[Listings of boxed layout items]
::::
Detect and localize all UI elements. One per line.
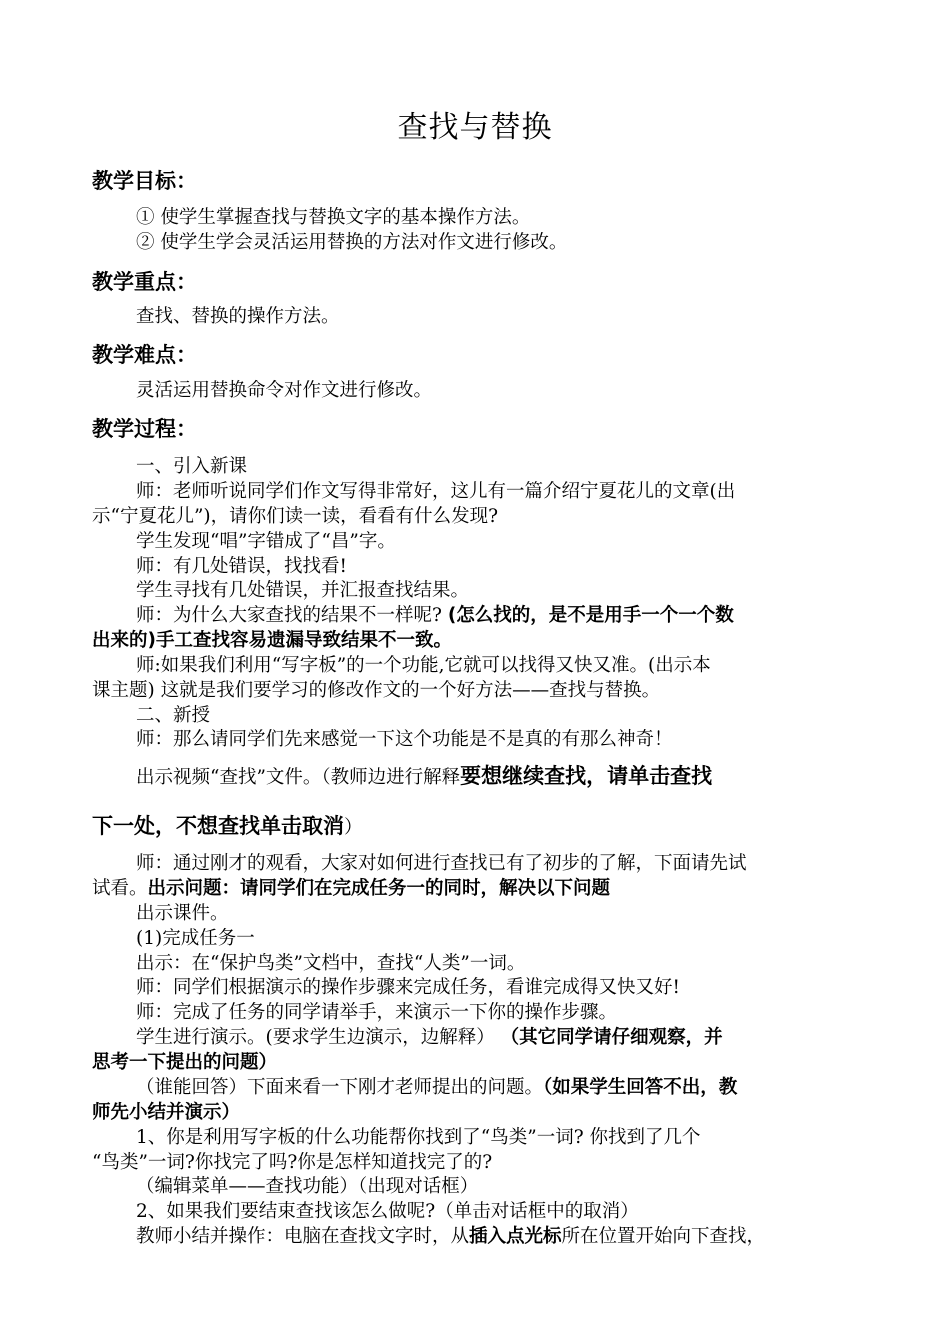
process-line: 师先小结并演示） bbox=[92, 1102, 241, 1123]
process-line: 学生发现“唱”字错成了“昌”字。 bbox=[136, 531, 396, 552]
process-text-bold: 出示问题：请同学们在完成任务一的同时，解决以下问题 bbox=[147, 878, 611, 899]
process-text: 师：为什么大家查找的结果不一样呢? bbox=[136, 605, 448, 626]
process-text-bold: (怎么找的，是不是用手一个一个数 bbox=[447, 605, 734, 626]
process-line: 师:如果我们利用“写字板”的一个功能,它就可以找得又快又准。(出示本 bbox=[136, 655, 711, 676]
process-line: 课主题) 这就是我们要学习的修改作文的一个好方法——查找与替换。 bbox=[92, 680, 661, 701]
process-line: 师：同学们根据演示的操作步骤来完成任务，看谁完成得又快又好! bbox=[136, 977, 680, 998]
process-text-bold: （如果学生回答不出，教 bbox=[543, 1077, 738, 1098]
process-line bbox=[136, 764, 712, 790]
process-line: 出示课件。 bbox=[136, 903, 229, 924]
process-line bbox=[136, 603, 734, 628]
process-line: 师：那么请同学们先来感觉一下这个功能是不是真的有那么神奇！ bbox=[136, 729, 673, 750]
process-text-bold: （其它同学请仔细观察，并 bbox=[500, 1027, 723, 1048]
process-text-bold: 插入点光标 bbox=[469, 1226, 562, 1247]
document-title: 查找与替换 bbox=[397, 110, 553, 145]
process-text: 出示视频“查找”文件。（教师边进行解释 bbox=[136, 767, 461, 788]
process-line: 思考一下提出的问题） bbox=[92, 1052, 278, 1073]
process-line: （编辑菜单——查找功能）（出现对话框） bbox=[136, 1176, 479, 1197]
process-text: 教师小结并操作：电脑在查找文字时，从 bbox=[136, 1226, 470, 1247]
process-text-bold: 要想继续查找，请单击查找 bbox=[460, 764, 713, 788]
process-text-bold: 下一处，不想查找单击取消 bbox=[92, 814, 344, 838]
process-line bbox=[136, 1075, 737, 1100]
process-line: “鸟类”一词?你找完了吗?你是怎样知道找完了的? bbox=[92, 1152, 493, 1173]
process-text: ） bbox=[344, 817, 363, 838]
process-line: 师：完成了任务的同学请举手，来演示一下你的操作步骤。 bbox=[136, 1002, 618, 1023]
heading-teaching-goals: 教学目标： bbox=[92, 169, 197, 193]
process-line: 师：通过刚才的观看，大家对如何进行查找已有了初步的了解，下面请先试 bbox=[136, 853, 747, 874]
difficult-points-text: 灵活运用替换命令对作文进行修改。 bbox=[136, 380, 433, 401]
process-text: 学生进行演示。(要求学生边演示，边解释） bbox=[136, 1027, 501, 1048]
process-line bbox=[136, 1224, 765, 1249]
heading-difficult-points: 教学难点： bbox=[92, 343, 197, 367]
process-line: 二、新授 bbox=[136, 705, 211, 726]
process-line bbox=[92, 814, 363, 840]
process-line bbox=[136, 1025, 723, 1050]
process-text: 所在位置开始向下查找， bbox=[561, 1226, 766, 1247]
heading-teaching-process: 教学过程： bbox=[92, 417, 197, 441]
process-line: 出示：在“保护鸟类”文档中，查找“人类”一词。 bbox=[136, 953, 526, 974]
goal-1: ① 使学生掌握查找与替换文字的基本操作方法。 bbox=[136, 207, 531, 228]
process-line: 1、你是利用写字板的什么功能帮你找到了“鸟类”一词? 你找到了几个 bbox=[136, 1127, 701, 1148]
process-line: 出来的)手工查找容易遗漏导致结果不一致。 bbox=[92, 630, 452, 651]
process-line: (1)完成任务一 bbox=[136, 928, 255, 949]
key-points-text: 查找、替换的操作方法。 bbox=[136, 306, 340, 327]
process-line: 师：有几处错误，找找看! bbox=[136, 556, 347, 577]
process-text: （谁能回答）下面来看一下刚才老师提出的问题。 bbox=[136, 1077, 544, 1098]
process-line: 2、如果我们要结束查找该怎么做呢?（单击对话框中的取消） bbox=[136, 1201, 639, 1222]
goal-2: ② 使学生学会灵活运用替换的方法对作文进行修改。 bbox=[136, 232, 568, 253]
process-line: 示“宁夏花儿”)，请你们读一读，看看有什么发现? bbox=[92, 506, 499, 527]
process-line bbox=[92, 876, 610, 901]
process-line: 师：老师听说同学们作文写得非常好，这儿有一篇介绍宁夏花儿的文章(出 bbox=[136, 481, 736, 502]
heading-key-points: 教学重点： bbox=[92, 270, 197, 294]
process-text: 试看。 bbox=[92, 878, 148, 899]
process-line: 学生寻找有几处错误，并汇报查找结果。 bbox=[136, 580, 470, 601]
process-line: 一、引入新课 bbox=[136, 456, 248, 477]
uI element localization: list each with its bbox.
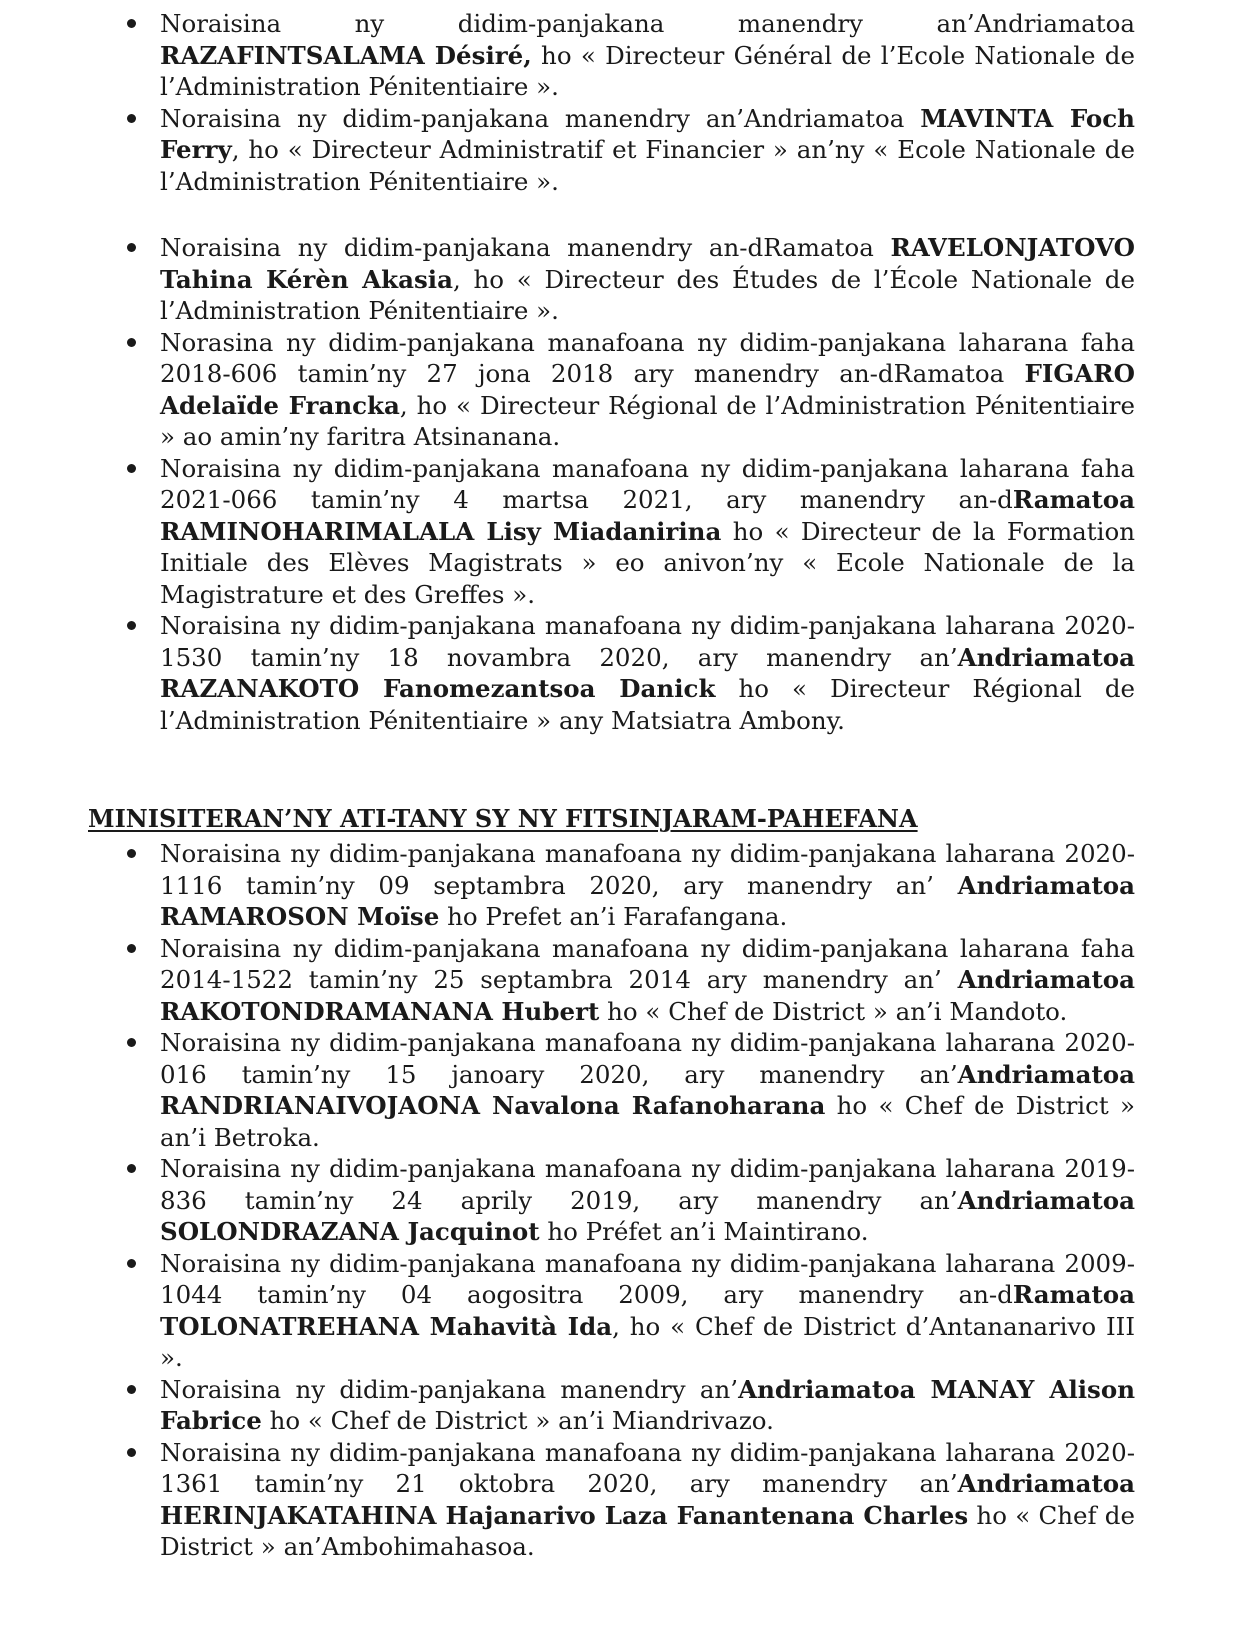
list-item: [160, 1153, 1135, 1248]
appointee-name: Andriamatoa HERINJAKATAHINA Hajanarivo Laza Fanantenana Charles: [160, 1469, 1135, 1530]
appointee-name: Ramatoa TOLONATREHANA Mahavità Ida: [160, 1280, 1135, 1341]
decree-list-middle: [160, 232, 1135, 736]
item-text: Noraisina ny didim-panjakana manafoana ny didim-panjakana laharana faha 2014-1522 tamin’ny 25 septambra 2014 ary manendry an’: [160, 933, 1135, 994]
appointee-name: Andriamatoa MANAY Alison Fabrice: [160, 1374, 1136, 1435]
list-item: [160, 103, 1135, 198]
list-item: [160, 327, 1135, 453]
appointee-name: Andriamatoa RAMAROSON Moïse: [160, 870, 1135, 931]
item-text: ho « Chef de District » an’i Mandoto.: [599, 996, 1068, 1026]
list-item: [160, 1374, 1135, 1437]
item-text: , ho « Directeur des Études de l’École Nationale de l’Administration Pénitentiaire ».: [160, 264, 1135, 325]
item-text: ho « Directeur Régional de l’Administration Pénitentiaire » any Matsiatra Ambony.: [160, 674, 1135, 735]
section-heading: MINISITERAN’NY ATI-TANY SY NY FITSINJARAM-PAHEFANA: [88, 804, 918, 833]
item-text: Noraisina ny didim-panjakana manendry an’Andriamatoa: [160, 103, 921, 133]
decree-list-bottom: [160, 838, 1135, 1563]
appointee-name: RAZAFINTSALAMA Désiré,: [160, 40, 532, 70]
item-text: Noraisina ny didim-panjakana manafoana ny didim-panjakana laharana 2019-836 tamin’ny 24 aprily 2019, ary manendry an’: [160, 1154, 1135, 1215]
item-text: ho « Directeur Général de l’Ecole Nationale de l’Administration Pénitentiaire ».: [160, 40, 1135, 101]
appointee-name: FIGARO Adelaïde Francka: [160, 359, 1135, 420]
list-item: [160, 453, 1135, 611]
list-item: [160, 1027, 1135, 1153]
list-item: [160, 8, 1135, 103]
decree-list-top: [160, 8, 1135, 197]
item-text: Noraisina ny didim-panjakana manafoana ny didim-panjakana laharana 2020-1361 tamin’ny 21 oktobra 2020, ary manendry an’: [160, 1437, 1135, 1498]
item-text: , ho « Directeur Administratif et Financier » an’ny « Ecole Nationale de l’Administration Pénitentiaire ».: [160, 135, 1135, 196]
item-text: Noraisina ny didim-panjakana manafoana ny didim-panjakana laharana 2020-1530 tamin’ny 18 novambra 2020, ary manendry an’: [160, 611, 1135, 672]
appointee-name: Ramatoa RAMINOHARIMALALA Lisy Miadanirina: [160, 485, 1135, 546]
appointee-name: RAVELONJATOVO Tahina Kérèn Akasia: [160, 233, 1135, 294]
appointee-name: MAVINTA Foch Ferry: [160, 103, 1135, 164]
item-text: , ho « Chef de District d’Antananarivo III ».: [160, 1311, 1135, 1372]
list-item: [160, 933, 1135, 1028]
list-item: [160, 1248, 1135, 1374]
list-item: [160, 232, 1135, 327]
appointee-name: Andriamatoa RANDRIANAIVOJAONA Navalona Rafanoharana: [160, 1059, 1135, 1120]
item-text: , ho « Directeur Régional de l’Administration Pénitentiaire » ao amin’ny faritra Atsinanana.: [160, 390, 1136, 451]
item-text: ho Prefet an’i Farafangana.: [439, 902, 788, 931]
appointee-name: Andriamatoa SOLONDRAZANA Jacquinot: [160, 1185, 1135, 1246]
item-text: Noraisina ny didim-panjakana manendry an-dRamatoa: [160, 233, 891, 262]
appointee-name: Andriamatoa RAKOTONDRAMANANA Hubert: [160, 965, 1135, 1026]
item-text: Noraisina ny didim-panjakana manafoana ny didim-panjakana laharana 2020-016 tamin’ny 15 janoary 2020, ary manendry an’: [160, 1028, 1135, 1089]
list-item: [160, 1437, 1135, 1563]
item-text: ho Préfet an’i Maintirano.: [539, 1217, 869, 1246]
item-text: Noraisina ny didim-panjakana manendry an’Andriamatoa: [160, 9, 1135, 38]
item-text: Noraisina ny didim-panjakana manafoana ny didim-panjakana laharana 2020-1116 tamin’ny 09 septambra 2020, ary manendry an’: [160, 839, 1135, 900]
item-text: Noraisina ny didim-panjakana manendry an’: [160, 1374, 739, 1404]
item-text: ho « Chef de District » an’i Betroka.: [160, 1091, 1135, 1152]
item-text: ho « Directeur de la Formation Initiale des Elèves Magistrats » eo anivon’ny « Ecole Nationale de la Magistrature et des Greffes ».: [160, 516, 1135, 609]
list-item: [160, 838, 1135, 933]
item-text: Noraisina ny didim-panjakana manafoana ny didim-panjakana laharana faha 2021-066 tamin’ny 4 martsa 2021, ary manendry an-d: [160, 453, 1135, 514]
item-text: Noraisina ny didim-panjakana manafoana ny didim-panjakana laharana 2009-1044 tamin’ny 04 aogositra 2009, ary manendry an-d: [160, 1248, 1135, 1309]
appointee-name: Andriamatoa RAZANAKOTO Fanomezantsoa Danick: [160, 642, 1135, 703]
item-text: ho « Chef de District » an’i Miandrivazo.: [261, 1406, 774, 1435]
item-text: ho « Chef de District » an’Ambohimahasoa.: [160, 1500, 1135, 1561]
list-item: [160, 610, 1135, 736]
item-text: Norasina ny didim-panjakana manafoana ny didim-panjakana laharana faha 2018-606 tamin’ny 27 jona 2018 ary manendry an-dRamatoa: [160, 327, 1135, 388]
::::
YOUR GOAL
Reproduce word for word the lines of the records between the line containing "process-line: 师先小结并演示） bbox=[92, 1102, 241, 1123]" and the line containing "process-line: 思考一下提出的问题） bbox=[92, 1052, 278, 1073]", both included.

THE SOLUTION
process-line: 师先小结并演示） bbox=[92, 1102, 241, 1123]
process-line: 学生发现“唱”字错成了“昌”字。 bbox=[136, 531, 396, 552]
process-text-bold: 出示问题：请同学们在完成任务一的同时，解决以下问题 bbox=[147, 878, 611, 899]
process-text: 师：为什么大家查找的结果不一样呢? bbox=[136, 605, 448, 626]
process-text-bold: (怎么找的，是不是用手一个一个数 bbox=[447, 605, 734, 626]
process-line: 师:如果我们利用“写字板”的一个功能,它就可以找得又快又准。(出示本 bbox=[136, 655, 711, 676]
process-line: 课主题) 这就是我们要学习的修改作文的一个好方法——查找与替换。 bbox=[92, 680, 661, 701]
process-line: 师：同学们根据演示的操作步骤来完成任务，看谁完成得又快又好! bbox=[136, 977, 680, 998]
process-text-bold: （如果学生回答不出，教 bbox=[543, 1077, 738, 1098]
process-line bbox=[136, 764, 712, 790]
process-line: 出示课件。 bbox=[136, 903, 229, 924]
process-line bbox=[136, 603, 734, 628]
process-line: 师：那么请同学们先来感觉一下这个功能是不是真的有那么神奇！ bbox=[136, 729, 673, 750]
process-text-bold: （其它同学请仔细观察，并 bbox=[500, 1027, 723, 1048]
process-text-bold: 插入点光标 bbox=[469, 1226, 562, 1247]
document-title: 查找与替换 bbox=[397, 110, 553, 145]
process-text: 出示视频“查找”文件。（教师边进行解释 bbox=[136, 767, 461, 788]
process-line: 思考一下提出的问题） bbox=[92, 1052, 278, 1073]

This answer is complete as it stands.